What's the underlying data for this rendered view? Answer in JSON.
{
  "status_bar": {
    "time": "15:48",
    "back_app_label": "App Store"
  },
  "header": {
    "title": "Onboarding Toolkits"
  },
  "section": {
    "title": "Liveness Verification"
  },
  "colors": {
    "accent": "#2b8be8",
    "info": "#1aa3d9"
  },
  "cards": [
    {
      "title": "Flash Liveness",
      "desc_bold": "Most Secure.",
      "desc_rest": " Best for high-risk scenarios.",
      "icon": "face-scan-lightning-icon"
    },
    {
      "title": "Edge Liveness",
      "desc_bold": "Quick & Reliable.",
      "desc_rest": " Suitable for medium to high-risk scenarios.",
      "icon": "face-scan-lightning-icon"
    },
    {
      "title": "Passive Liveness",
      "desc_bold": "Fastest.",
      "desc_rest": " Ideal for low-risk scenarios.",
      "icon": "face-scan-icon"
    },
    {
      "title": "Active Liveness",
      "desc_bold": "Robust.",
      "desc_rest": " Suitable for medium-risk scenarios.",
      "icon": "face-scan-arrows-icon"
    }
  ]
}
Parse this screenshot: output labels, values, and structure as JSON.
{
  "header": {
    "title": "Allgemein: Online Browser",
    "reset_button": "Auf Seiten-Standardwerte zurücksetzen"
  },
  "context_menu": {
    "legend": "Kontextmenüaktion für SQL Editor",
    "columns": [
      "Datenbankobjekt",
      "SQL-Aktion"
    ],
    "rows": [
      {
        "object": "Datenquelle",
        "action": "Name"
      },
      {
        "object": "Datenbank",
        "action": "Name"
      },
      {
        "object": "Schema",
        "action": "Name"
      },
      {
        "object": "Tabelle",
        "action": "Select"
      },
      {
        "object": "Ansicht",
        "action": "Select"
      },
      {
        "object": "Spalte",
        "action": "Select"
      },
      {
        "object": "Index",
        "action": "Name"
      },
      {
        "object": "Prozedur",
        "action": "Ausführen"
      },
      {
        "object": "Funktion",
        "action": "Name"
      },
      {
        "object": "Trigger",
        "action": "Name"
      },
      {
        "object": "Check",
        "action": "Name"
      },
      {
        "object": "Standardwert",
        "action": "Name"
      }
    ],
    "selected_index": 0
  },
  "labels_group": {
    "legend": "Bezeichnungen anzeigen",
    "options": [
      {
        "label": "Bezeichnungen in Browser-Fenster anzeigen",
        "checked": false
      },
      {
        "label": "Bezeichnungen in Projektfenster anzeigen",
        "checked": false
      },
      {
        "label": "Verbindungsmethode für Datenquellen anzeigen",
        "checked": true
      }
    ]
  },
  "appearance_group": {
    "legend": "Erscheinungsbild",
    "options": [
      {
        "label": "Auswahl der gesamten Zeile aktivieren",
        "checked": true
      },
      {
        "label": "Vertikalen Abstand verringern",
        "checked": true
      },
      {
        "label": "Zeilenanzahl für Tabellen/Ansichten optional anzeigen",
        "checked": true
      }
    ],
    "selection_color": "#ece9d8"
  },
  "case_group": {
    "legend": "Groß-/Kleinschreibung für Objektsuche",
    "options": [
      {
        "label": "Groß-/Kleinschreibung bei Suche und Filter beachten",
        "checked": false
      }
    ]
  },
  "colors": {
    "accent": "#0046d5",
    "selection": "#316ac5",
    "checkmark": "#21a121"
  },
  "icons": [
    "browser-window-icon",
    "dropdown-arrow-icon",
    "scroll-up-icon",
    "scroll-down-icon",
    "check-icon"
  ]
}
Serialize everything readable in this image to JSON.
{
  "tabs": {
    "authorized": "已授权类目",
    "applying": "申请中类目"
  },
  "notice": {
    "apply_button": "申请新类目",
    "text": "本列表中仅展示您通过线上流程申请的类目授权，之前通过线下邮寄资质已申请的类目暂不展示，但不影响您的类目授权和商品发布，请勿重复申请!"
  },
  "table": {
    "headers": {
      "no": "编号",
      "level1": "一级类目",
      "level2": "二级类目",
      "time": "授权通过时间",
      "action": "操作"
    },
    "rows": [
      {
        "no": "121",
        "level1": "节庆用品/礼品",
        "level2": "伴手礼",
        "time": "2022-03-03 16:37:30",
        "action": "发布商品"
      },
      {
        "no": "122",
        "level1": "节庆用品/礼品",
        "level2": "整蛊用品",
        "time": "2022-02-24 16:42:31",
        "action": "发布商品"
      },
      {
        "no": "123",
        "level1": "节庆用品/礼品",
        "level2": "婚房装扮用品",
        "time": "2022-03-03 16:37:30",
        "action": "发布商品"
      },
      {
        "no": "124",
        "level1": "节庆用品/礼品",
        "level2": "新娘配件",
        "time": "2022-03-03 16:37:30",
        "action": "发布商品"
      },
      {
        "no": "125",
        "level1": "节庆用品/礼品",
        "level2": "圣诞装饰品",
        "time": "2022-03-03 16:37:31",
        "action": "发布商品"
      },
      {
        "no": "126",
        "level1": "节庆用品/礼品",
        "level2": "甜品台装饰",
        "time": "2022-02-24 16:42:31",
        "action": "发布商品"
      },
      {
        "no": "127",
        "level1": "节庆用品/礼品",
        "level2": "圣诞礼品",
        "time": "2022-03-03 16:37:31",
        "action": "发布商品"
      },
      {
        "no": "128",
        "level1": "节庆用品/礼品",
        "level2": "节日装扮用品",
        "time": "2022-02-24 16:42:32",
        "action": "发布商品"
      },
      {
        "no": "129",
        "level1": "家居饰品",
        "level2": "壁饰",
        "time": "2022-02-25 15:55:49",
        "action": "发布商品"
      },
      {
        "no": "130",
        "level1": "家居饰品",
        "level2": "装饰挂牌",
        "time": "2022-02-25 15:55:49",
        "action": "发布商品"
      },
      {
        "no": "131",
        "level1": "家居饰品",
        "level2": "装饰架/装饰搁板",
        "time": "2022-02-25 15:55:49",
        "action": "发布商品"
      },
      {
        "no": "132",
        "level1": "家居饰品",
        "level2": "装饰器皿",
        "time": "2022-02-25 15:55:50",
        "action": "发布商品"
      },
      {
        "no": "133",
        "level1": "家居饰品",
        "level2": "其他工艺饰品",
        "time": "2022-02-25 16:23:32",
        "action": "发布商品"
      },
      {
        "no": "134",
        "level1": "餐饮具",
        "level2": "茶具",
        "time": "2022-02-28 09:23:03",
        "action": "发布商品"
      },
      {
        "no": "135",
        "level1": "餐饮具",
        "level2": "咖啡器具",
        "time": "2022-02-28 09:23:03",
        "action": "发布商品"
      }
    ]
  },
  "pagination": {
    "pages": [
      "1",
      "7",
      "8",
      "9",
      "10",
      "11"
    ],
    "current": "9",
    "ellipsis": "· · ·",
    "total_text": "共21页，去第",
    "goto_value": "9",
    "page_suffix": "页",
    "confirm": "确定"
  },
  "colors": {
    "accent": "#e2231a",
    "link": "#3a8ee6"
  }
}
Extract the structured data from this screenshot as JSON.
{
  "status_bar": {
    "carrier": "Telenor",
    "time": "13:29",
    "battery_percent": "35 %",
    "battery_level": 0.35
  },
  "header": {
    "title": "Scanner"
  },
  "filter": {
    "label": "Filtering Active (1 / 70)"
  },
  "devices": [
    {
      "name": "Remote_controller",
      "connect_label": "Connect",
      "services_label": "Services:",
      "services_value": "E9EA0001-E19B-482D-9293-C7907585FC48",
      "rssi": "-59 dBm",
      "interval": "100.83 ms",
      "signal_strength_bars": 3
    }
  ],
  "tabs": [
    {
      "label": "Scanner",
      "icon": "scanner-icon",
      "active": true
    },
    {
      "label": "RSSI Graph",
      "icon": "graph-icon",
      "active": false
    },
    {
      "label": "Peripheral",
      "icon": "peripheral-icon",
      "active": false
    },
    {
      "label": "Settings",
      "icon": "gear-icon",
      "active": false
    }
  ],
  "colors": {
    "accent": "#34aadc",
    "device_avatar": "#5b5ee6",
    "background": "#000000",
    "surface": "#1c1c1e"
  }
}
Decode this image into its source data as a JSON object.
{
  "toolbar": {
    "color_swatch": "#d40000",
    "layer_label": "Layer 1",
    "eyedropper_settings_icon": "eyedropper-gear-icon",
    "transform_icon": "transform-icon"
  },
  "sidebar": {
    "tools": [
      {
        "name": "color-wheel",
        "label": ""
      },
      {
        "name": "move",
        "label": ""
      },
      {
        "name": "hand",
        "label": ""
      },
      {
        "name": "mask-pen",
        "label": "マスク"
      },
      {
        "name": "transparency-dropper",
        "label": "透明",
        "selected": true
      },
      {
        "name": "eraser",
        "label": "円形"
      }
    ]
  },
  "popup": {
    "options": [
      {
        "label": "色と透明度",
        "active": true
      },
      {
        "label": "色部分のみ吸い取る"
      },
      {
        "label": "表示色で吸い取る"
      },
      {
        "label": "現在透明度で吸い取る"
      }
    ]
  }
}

◆ Exercise instructions
Pick out all lines containing the string "data".

◆ Task response
What's the underlying data for this rendered view? Answer in JSON.
Extract the structured data from this screenshot as JSON.
Decode this image into its source data as a JSON object.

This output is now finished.